> **WHAT YOU WILL DO**: Put the entries into a numbered list, from the first line of the entries through the line containing "left-pane: (NETAPP) aff02", and leave out any blank lines.

== == ==

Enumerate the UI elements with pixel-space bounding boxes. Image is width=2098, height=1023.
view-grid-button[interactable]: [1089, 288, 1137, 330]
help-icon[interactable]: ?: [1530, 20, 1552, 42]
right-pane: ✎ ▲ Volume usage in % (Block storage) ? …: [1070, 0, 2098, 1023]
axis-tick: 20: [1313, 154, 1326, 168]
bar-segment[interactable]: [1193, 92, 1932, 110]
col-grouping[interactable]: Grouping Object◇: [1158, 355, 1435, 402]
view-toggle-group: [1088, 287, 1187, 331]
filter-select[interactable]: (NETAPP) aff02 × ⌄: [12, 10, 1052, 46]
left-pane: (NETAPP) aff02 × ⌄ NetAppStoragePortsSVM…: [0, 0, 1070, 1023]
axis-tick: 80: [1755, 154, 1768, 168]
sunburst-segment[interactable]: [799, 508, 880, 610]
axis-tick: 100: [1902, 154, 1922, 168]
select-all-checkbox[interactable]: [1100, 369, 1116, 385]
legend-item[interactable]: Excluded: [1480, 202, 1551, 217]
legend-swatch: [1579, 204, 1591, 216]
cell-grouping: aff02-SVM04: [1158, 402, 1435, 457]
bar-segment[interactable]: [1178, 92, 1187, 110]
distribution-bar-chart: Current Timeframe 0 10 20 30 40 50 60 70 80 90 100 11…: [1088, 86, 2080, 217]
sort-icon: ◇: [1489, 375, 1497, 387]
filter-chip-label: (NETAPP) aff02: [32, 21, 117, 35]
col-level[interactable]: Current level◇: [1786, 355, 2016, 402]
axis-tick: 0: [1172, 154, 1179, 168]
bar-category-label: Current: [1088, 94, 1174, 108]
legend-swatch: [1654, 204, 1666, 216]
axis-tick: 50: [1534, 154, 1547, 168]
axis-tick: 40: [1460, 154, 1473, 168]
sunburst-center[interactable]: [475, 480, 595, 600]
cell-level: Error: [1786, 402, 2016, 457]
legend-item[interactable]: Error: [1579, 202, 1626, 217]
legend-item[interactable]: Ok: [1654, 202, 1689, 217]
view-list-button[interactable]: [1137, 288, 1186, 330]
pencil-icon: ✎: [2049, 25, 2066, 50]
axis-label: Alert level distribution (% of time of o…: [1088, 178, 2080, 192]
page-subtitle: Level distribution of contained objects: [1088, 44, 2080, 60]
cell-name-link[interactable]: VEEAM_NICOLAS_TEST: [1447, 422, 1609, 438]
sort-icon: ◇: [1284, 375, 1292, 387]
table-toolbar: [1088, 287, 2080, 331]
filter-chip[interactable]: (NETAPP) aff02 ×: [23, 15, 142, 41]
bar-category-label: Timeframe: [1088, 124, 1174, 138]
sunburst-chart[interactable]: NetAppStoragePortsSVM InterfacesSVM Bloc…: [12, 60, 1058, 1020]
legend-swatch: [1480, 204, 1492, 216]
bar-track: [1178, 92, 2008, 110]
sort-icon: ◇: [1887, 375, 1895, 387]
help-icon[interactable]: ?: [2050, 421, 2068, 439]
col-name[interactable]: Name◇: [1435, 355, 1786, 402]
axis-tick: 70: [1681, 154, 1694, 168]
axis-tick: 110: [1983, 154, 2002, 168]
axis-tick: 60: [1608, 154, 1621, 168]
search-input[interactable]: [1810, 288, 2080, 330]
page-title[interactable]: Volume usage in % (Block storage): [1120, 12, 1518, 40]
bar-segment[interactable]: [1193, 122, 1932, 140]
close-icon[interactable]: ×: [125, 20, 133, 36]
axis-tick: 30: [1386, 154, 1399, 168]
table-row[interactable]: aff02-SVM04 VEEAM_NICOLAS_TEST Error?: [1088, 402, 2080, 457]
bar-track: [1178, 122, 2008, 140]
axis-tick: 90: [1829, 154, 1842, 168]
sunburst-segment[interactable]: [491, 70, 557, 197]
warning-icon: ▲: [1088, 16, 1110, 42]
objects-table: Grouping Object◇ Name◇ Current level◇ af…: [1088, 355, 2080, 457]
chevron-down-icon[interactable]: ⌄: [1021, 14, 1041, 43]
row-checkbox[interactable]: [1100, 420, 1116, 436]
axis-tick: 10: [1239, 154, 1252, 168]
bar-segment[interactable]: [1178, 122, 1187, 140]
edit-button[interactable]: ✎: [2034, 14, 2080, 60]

== == ==

> **COMPLETE ANSWER**:
1. Enumerate the UI elements with pixel-space bounding boxes. Image is width=2098, height=1023.
2. view-grid-button[interactable]: [1089, 288, 1137, 330]
3. help-icon[interactable]: ?: [1530, 20, 1552, 42]
4. right-pane: ✎ ▲ Volume usage in % (Block storage) ? …: [1070, 0, 2098, 1023]
5. axis-tick: 20: [1313, 154, 1326, 168]
6. bar-segment[interactable]: [1193, 92, 1932, 110]
7. col-grouping[interactable]: Grouping Object◇: [1158, 355, 1435, 402]
8. view-toggle-group: [1088, 287, 1187, 331]
9. filter-select[interactable]: (NETAPP) aff02 × ⌄: [12, 10, 1052, 46]
10. left-pane: (NETAPP) aff02 × ⌄ NetAppStoragePortsSVM…: [0, 0, 1070, 1023]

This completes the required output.